And yet, to be honest, if I reflect on the psychological
history that led me to become a cottage laborer in this
industry, an impression of glamour was part of it. There
was something glamorous about the Reading, Pennsylvania,
public library, a stately Carnegie-endowed edifice at
Fifth and Franklin, next to a sweet-smelling bakery,
where I would go with my mother from an early age, walking
at her side the block from the trolley-car stop at Fourth
Street, climbing the many wide steps, and stepping into
a temple of books. The towering walls of books seemed
conjured from a realm far distant, utterly mysterious
and gracious -- the little numbers inked onto the spines,
the pockets for a borrower's card at the back, all these
angelic arrangements. Who had done this for me? The
well-thumbed volumes, with wider margins and smaller
pages than are now customary, had a romantic savor of
Thirties and Forties New York City.
I read through shelves of P. G. Wodehouse and Erle
Stanley Gardner, Agatha Christie and Robert Benchley,
and expanded my borrowing to include the even more glamorous
books rented, for I think a penny a day, from a certain
counter at Whitner's department store. Those books had
retained their jackets, which were in turn jacketed
in cellophane -- a very glamorous touch, that.

**What to produce**
Copy the library passage between "I read through" and "glamorous touch, that.", inclusive, replacing "cellophane" with "plastic wrap".

**Supplied records**

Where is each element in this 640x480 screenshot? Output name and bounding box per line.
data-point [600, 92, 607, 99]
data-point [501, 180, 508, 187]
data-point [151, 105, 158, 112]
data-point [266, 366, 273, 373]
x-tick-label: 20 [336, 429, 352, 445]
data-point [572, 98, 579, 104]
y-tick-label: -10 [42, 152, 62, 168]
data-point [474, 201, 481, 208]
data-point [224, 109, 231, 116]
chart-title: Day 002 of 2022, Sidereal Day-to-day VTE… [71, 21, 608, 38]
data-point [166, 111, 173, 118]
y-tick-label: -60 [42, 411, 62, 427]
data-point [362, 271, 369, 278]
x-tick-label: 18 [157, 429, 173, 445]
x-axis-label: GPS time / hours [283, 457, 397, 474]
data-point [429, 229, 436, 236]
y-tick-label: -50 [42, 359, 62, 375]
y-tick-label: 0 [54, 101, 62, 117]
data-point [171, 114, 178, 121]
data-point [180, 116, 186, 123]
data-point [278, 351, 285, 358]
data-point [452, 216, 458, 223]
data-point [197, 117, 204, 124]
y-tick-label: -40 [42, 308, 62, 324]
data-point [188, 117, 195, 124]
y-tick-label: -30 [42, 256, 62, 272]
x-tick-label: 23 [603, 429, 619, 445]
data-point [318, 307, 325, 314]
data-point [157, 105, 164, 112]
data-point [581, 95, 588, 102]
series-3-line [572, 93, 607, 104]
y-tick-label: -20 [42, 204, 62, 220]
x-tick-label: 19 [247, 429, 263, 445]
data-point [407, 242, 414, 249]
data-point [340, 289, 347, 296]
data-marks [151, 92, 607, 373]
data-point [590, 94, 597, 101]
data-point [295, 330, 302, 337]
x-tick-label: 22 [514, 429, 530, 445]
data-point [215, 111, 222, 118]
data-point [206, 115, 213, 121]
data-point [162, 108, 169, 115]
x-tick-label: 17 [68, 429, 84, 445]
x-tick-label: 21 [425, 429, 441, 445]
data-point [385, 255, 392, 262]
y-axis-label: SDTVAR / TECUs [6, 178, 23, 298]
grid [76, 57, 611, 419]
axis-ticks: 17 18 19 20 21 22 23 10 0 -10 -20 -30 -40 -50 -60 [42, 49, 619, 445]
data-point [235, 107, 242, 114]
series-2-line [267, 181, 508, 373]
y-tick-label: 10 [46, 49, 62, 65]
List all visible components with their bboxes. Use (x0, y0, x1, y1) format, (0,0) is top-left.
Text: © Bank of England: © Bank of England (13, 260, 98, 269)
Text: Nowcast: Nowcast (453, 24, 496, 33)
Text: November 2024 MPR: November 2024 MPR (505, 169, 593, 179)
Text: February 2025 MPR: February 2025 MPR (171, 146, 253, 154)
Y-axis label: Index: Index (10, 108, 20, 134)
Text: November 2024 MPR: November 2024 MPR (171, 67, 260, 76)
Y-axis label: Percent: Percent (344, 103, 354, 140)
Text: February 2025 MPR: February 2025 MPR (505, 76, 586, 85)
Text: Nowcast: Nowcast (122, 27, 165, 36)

**Worked solution**
I read through shelves of P. G. Wodehouse and Erle
Stanley Gardner, Agatha Christie and Robert Benchley,
and expanded my borrowing to include the even more glamorous
books rented, for I think a penny a day, from a certain
counter at Whitner's department store. Those books had
retained their jackets, which were in turn jacketed
in plastic wrap -- a very glamorous touch, that.